---------- GIVEN RECORDS
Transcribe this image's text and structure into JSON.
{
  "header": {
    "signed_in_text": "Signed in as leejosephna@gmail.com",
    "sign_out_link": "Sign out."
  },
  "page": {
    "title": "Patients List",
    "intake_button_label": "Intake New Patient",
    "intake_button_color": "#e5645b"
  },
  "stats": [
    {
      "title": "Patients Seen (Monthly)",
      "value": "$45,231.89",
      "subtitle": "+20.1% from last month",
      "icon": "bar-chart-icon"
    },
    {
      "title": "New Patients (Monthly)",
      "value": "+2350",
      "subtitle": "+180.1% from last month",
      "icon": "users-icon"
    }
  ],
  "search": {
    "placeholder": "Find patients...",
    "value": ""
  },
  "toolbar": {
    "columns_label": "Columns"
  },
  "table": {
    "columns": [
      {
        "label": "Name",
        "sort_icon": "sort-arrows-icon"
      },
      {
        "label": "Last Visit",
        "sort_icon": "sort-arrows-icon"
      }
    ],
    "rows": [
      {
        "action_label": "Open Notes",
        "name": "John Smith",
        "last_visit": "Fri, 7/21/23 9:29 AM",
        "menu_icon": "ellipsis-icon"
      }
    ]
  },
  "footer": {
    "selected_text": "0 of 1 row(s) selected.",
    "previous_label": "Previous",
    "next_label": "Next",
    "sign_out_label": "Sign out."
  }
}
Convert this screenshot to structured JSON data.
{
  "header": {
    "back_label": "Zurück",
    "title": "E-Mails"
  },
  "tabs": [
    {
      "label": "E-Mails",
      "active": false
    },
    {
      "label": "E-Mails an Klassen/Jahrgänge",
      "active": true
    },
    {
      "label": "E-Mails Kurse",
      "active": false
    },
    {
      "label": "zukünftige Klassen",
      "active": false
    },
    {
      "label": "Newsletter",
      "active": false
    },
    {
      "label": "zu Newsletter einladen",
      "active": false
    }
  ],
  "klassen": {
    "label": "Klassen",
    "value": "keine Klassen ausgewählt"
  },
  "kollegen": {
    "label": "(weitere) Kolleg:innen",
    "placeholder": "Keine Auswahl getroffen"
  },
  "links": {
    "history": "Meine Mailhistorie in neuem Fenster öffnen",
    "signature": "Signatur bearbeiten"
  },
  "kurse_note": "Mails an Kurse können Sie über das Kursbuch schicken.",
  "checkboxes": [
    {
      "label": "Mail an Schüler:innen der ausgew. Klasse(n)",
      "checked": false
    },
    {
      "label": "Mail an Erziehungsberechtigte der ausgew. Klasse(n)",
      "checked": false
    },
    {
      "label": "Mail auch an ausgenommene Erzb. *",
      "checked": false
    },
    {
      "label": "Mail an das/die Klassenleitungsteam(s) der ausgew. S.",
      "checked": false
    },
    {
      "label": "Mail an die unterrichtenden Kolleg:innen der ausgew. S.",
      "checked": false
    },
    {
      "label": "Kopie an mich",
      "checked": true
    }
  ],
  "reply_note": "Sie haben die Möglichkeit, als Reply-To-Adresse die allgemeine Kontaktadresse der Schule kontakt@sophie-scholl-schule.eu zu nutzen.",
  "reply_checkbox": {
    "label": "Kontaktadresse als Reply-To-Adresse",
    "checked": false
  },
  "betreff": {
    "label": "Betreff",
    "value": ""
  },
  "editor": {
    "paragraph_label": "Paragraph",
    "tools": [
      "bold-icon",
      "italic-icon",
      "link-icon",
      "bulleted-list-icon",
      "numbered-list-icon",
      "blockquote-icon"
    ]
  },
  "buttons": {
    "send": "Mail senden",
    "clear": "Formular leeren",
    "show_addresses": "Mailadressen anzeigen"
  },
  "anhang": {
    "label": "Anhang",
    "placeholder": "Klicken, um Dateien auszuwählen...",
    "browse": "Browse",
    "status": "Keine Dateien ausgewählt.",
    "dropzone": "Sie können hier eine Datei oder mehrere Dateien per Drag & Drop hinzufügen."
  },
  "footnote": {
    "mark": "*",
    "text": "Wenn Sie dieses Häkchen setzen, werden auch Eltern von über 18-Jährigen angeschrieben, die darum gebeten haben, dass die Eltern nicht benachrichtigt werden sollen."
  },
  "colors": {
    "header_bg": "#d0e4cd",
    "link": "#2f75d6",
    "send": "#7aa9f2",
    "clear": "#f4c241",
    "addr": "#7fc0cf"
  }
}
--------------------
* **TASK DETAILS**
An exact, complete copy of the data is the only acceptable answer.

* **RESULT FOR THIS EXERCISE**
Transcribe this image's text and structure into JSON.
{
  "header": {
    "signed_in_text": "Signed in as leejosephna@gmail.com",
    "sign_out_link": "Sign out."
  },
  "page": {
    "title": "Patients List",
    "intake_button_label": "Intake New Patient",
    "intake_button_color": "#e5645b"
  },
  "stats": [
    {
      "title": "Patients Seen (Monthly)",
      "value": "$45,231.89",
      "subtitle": "+20.1% from last month",
      "icon": "bar-chart-icon"
    },
    {
      "title": "New Patients (Monthly)",
      "value": "+2350",
      "subtitle": "+180.1% from last month",
      "icon": "users-icon"
    }
  ],
  "search": {
    "placeholder": "Find patients...",
    "value": ""
  },
  "toolbar": {
    "columns_label": "Columns"
  },
  "table": {
    "columns": [
      {
        "label": "Name",
        "sort_icon": "sort-arrows-icon"
      },
      {
        "label": "Last Visit",
        "sort_icon": "sort-arrows-icon"
      }
    ],
    "rows": [
      {
        "action_label": "Open Notes",
        "name": "John Smith",
        "last_visit": "Fri, 7/21/23 9:29 AM",
        "menu_icon": "ellipsis-icon"
      }
    ]
  },
  "footer": {
    "selected_text": "0 of 1 row(s) selected.",
    "previous_label": "Previous",
    "next_label": "Next",
    "sign_out_label": "Sign out."
  }
}
Convert this screenshot to structured JSON data.
{
  "header": {
    "back_label": "Zurück",
    "title": "E-Mails"
  },
  "tabs": [
    {
      "label": "E-Mails",
      "active": false
    },
    {
      "label": "E-Mails an Klassen/Jahrgänge",
      "active": true
    },
    {
      "label": "E-Mails Kurse",
      "active": false
    },
    {
      "label": "zukünftige Klassen",
      "active": false
    },
    {
      "label": "Newsletter",
      "active": false
    },
    {
      "label": "zu Newsletter einladen",
      "active": false
    }
  ],
  "klassen": {
    "label": "Klassen",
    "value": "keine Klassen ausgewählt"
  },
  "kollegen": {
    "label": "(weitere) Kolleg:innen",
    "placeholder": "Keine Auswahl getroffen"
  },
  "links": {
    "history": "Meine Mailhistorie in neuem Fenster öffnen",
    "signature": "Signatur bearbeiten"
  },
  "kurse_note": "Mails an Kurse können Sie über das Kursbuch schicken.",
  "checkboxes": [
    {
      "label": "Mail an Schüler:innen der ausgew. Klasse(n)",
      "checked": false
    },
    {
      "label": "Mail an Erziehungsberechtigte der ausgew. Klasse(n)",
      "checked": false
    },
    {
      "label": "Mail auch an ausgenommene Erzb. *",
      "checked": false
    },
    {
      "label": "Mail an das/die Klassenleitungsteam(s) der ausgew. S.",
      "checked": false
    },
    {
      "label": "Mail an die unterrichtenden Kolleg:innen der ausgew. S.",
      "checked": false
    },
    {
      "label": "Kopie an mich",
      "checked": true
    }
  ],
  "reply_note": "Sie haben die Möglichkeit, als Reply-To-Adresse die allgemeine Kontaktadresse der Schule kontakt@sophie-scholl-schule.eu zu nutzen.",
  "reply_checkbox": {
    "label": "Kontaktadresse als Reply-To-Adresse",
    "checked": false
  },
  "betreff": {
    "label": "Betreff",
    "value": ""
  },
  "editor": {
    "paragraph_label": "Paragraph",
    "tools": [
      "bold-icon",
      "italic-icon",
      "link-icon",
      "bulleted-list-icon",
      "numbered-list-icon",
      "blockquote-icon"
    ]
  },
  "buttons": {
    "send": "Mail senden",
    "clear": "Formular leeren",
    "show_addresses": "Mailadressen anzeigen"
  },
  "anhang": {
    "label": "Anhang",
    "placeholder": "Klicken, um Dateien auszuwählen...",
    "browse": "Browse",
    "status": "Keine Dateien ausgewählt.",
    "dropzone": "Sie können hier eine Datei oder mehrere Dateien per Drag & Drop hinzufügen."
  },
  "footnote": {
    "mark": "*",
    "text": "Wenn Sie dieses Häkchen setzen, werden auch Eltern von über 18-Jährigen angeschrieben, die darum gebeten haben, dass die Eltern nicht benachrichtigt werden sollen."
  },
  "colors": {
    "header_bg": "#d0e4cd",
    "link": "#2f75d6",
    "send": "#7aa9f2",
    "clear": "#f4c241",
    "addr": "#7fc0cf"
  }
}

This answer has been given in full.